How to complete this task:
Answer from the excerpt on attorneys' fees below, one line per part:
(a) Which decision do the debtors draw their initial argument from?
(b) Which Connecticut statute validates agreements as to attorneys' fees?
(c) Which court decided the United Merchants and Manufacturers case, and in what year?

Passage to read:
The debtors' initial argument is that the provisions of § 506(b) are not operative unless there has been a sale of the property under § 506(c). The debtors rely on the clause contained in § 506(b) which reads, "after any recovery under subsection (c) of this section." There has been no property sale in this proceeding. The debtors' contention is derived from the holding in Burns v. Home Fidelity Savings Loan Association (In re Burns), 16 B.R. 757 (Bankr.M.D.Ga. 1982). Burns, however, results from an obvious misreading of § 506(b), no other court has followed it, and neither will I. See 3 Collier on Bankruptcy ¶ 506.05, n. 3 (15th ed. 1985).

C.

The debtors next argue that the legal-fee obligation contained in the note was eliminated by reason of the state-court foreclosure merging the note into the court judgment. They assert that their proposed plan does not seek to deaccelerate the mortgage foreclosure, but to pay off the judgment over the five-year term of the plan. In City Savings Bank of Bridgeport v. Miko, 1 Conn. App. 30, 467 A.2d 929 (1983), a defendant argued that in a deficiency judgment proceeding after strict foreclosure, the attorneys' fee provision in a note would be inapplicable. The Connecticut Appellate Court rejected that argument and ruled that:

The provision stated that the payors agreed to pay "reasonable attorneys' fees incurred in the collection of any sum due hereunder."

General Statutes § 49-7 validates any agreement as to attorneys' fees in `any proceeding for the collection of the debt, or in any foreclosure of the mortgage. . . .' It is clear that attorneys' fees for such a proceeding are merely a continuation of the collection process whether it be deemed a proceeding for the collection of the debt or part of the foreclosure of the mortgage or both, as the case here.

Id. at 36-37, 467 A.2d 929. The appellate court did not disapprove of the trial court's alternate holding that notwithstanding a claim of merger of the note into the judgment, "the parties contemplated, and the plaintiffs intended, that the obligation concerning attorneys' fees continue until the debt was completely collected, and, therefore, the obligation could extend beyond the judgment date." Id. at 37, n. 3, 467 A.2d 929. I conclude that the FinanceAmerica attorneys' fee provision survived the state court foreclosure proceeding when FinanceAmerica required legal services in the bankruptcy court to protect its debt. See also Section D, infra.

D.

The debtors say that the language of the attorneys' fee provision in the FinanceAmerica note is limiting and should not be construed to cover costs incurred in a bankruptcy proceeding. In United Merchants and Manufacturers, Inc. v. The Equitable Life Assurance Society of the United States (In re United Merchants and Manufacturers, Inc.), 674 F.2d 134 (2d Cir. 1982), a loan document contained, as here, general language concerning attorneys' fees:

[The debtor] covenants that, if it shall default in the making of any payment due under the note, it will pay to the holders hereof such further amounts to the extent lawful as shall be sufficient to pay the costs and expenses of collection, including reasonable attorneys' fees.

Raw data:
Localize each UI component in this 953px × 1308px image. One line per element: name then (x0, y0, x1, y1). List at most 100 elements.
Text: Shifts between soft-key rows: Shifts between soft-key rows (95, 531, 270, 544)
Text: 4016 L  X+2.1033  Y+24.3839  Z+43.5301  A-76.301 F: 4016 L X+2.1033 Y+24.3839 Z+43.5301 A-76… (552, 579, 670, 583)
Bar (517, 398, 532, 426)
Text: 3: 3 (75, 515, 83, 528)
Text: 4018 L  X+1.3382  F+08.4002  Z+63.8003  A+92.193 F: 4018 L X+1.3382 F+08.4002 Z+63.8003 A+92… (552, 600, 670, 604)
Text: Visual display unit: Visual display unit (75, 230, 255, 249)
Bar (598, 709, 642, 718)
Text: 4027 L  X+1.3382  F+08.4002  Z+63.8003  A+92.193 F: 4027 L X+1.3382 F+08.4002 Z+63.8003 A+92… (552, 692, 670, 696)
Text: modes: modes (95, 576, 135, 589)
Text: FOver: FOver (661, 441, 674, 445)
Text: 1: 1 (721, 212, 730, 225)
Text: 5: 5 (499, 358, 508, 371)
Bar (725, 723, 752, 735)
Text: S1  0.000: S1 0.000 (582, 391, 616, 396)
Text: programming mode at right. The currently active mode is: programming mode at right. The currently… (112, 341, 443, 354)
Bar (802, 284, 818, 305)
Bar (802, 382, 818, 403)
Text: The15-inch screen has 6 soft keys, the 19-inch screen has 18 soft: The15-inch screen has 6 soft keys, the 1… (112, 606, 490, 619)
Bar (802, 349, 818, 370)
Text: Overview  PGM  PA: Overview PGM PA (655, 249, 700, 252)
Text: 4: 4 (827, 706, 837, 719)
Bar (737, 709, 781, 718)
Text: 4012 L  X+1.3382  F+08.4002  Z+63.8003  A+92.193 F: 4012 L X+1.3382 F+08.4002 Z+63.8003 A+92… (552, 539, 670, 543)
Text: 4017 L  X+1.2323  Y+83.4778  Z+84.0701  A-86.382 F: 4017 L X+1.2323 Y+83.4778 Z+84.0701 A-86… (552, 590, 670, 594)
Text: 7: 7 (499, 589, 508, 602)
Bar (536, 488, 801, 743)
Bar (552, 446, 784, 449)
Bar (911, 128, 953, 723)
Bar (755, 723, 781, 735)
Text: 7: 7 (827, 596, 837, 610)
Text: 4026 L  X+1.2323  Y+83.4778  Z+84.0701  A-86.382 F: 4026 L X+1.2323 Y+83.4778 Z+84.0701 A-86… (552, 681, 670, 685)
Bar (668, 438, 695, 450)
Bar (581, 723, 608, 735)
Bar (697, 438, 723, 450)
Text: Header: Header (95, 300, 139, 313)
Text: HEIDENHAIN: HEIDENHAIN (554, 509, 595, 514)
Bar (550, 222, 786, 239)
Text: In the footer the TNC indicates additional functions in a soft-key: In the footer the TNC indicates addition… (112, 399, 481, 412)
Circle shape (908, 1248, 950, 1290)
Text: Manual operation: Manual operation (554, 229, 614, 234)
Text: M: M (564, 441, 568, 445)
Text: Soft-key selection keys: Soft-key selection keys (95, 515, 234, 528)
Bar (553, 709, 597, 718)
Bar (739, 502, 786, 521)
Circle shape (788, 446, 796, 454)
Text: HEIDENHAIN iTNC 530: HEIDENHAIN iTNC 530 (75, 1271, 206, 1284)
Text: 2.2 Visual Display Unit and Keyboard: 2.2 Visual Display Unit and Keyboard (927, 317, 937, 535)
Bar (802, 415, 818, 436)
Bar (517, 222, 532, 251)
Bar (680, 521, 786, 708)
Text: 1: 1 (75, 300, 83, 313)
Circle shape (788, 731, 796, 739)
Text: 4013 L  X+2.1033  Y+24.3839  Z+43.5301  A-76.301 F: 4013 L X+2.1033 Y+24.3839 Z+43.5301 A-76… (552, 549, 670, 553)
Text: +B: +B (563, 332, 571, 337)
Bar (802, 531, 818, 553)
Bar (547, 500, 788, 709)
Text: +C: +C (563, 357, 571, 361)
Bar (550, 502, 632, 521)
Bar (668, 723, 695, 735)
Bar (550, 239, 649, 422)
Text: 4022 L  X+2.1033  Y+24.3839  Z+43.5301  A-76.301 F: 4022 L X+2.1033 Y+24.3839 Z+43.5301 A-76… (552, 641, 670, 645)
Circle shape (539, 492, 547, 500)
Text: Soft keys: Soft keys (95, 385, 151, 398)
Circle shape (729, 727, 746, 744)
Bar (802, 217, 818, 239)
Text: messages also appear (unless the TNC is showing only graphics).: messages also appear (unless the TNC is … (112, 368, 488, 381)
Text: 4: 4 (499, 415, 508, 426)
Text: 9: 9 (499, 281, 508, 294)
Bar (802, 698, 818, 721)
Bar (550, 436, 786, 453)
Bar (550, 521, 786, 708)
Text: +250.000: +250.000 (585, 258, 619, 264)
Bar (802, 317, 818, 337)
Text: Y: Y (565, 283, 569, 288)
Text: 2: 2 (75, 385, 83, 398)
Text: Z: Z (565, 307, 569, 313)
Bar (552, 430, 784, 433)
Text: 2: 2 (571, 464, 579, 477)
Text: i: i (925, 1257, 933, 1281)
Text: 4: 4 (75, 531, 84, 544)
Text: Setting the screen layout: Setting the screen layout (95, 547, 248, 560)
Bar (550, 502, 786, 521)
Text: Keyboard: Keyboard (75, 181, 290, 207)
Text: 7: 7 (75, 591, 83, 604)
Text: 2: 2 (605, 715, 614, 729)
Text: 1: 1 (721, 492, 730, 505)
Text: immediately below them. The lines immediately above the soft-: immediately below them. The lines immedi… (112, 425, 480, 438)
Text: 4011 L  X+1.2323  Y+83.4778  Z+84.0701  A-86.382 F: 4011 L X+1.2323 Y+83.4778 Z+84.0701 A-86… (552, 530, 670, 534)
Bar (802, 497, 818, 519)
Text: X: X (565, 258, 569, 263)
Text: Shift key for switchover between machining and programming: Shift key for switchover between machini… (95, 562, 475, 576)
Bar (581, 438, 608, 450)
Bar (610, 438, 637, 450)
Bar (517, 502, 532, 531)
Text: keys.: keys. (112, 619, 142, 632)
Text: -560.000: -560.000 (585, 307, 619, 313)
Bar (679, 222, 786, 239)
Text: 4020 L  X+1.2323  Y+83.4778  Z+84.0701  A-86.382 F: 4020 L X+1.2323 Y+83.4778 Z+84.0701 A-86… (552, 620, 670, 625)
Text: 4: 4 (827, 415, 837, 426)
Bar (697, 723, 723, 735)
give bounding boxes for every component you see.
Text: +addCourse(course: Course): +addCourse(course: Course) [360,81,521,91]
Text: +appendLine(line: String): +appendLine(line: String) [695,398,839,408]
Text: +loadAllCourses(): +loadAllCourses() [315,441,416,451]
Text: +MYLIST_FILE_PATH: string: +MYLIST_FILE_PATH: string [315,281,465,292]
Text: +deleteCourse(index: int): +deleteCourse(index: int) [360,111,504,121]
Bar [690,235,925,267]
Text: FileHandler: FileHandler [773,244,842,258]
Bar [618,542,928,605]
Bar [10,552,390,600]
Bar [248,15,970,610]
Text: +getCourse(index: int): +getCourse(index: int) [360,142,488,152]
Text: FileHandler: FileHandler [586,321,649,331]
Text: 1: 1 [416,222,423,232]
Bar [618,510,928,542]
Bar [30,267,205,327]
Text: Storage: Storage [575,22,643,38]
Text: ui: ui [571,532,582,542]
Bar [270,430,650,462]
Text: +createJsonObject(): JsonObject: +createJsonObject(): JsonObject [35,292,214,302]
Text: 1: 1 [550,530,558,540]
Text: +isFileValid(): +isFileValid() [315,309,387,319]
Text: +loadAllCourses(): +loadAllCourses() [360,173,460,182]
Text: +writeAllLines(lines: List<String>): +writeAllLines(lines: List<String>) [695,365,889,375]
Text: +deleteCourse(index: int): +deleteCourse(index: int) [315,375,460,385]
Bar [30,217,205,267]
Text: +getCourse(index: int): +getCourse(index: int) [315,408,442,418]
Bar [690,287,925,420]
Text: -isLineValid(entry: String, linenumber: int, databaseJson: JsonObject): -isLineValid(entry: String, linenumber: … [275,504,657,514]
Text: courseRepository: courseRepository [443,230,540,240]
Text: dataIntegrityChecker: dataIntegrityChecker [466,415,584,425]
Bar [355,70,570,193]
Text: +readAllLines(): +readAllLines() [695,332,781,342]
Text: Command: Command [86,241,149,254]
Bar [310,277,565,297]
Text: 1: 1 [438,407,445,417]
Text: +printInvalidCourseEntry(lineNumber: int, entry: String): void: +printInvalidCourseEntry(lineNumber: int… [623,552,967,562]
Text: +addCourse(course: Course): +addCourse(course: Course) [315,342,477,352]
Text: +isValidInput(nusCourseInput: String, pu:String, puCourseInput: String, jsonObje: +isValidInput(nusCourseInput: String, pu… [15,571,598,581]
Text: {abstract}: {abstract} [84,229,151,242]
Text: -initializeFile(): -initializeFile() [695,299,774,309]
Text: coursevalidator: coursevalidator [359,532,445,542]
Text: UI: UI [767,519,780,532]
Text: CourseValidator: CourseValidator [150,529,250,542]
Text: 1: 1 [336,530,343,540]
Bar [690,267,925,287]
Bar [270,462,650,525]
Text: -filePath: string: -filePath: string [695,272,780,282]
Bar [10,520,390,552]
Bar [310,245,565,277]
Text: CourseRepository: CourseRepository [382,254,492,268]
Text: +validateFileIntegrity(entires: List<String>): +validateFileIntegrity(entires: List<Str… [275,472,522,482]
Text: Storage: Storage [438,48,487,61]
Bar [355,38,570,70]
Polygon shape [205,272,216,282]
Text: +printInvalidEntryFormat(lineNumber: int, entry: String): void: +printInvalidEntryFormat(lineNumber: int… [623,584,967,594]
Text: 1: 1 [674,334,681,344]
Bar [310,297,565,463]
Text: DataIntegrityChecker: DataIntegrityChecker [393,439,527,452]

Response area:
(a) Burns v. Home Fidelity Savings Loan Association (In re Burns), 16 B.R. 757 (Bankr.M.D.Ga. 1982)
(b) General Statutes § 49-7
(c) The Second Circuit (2d Cir.), in 1982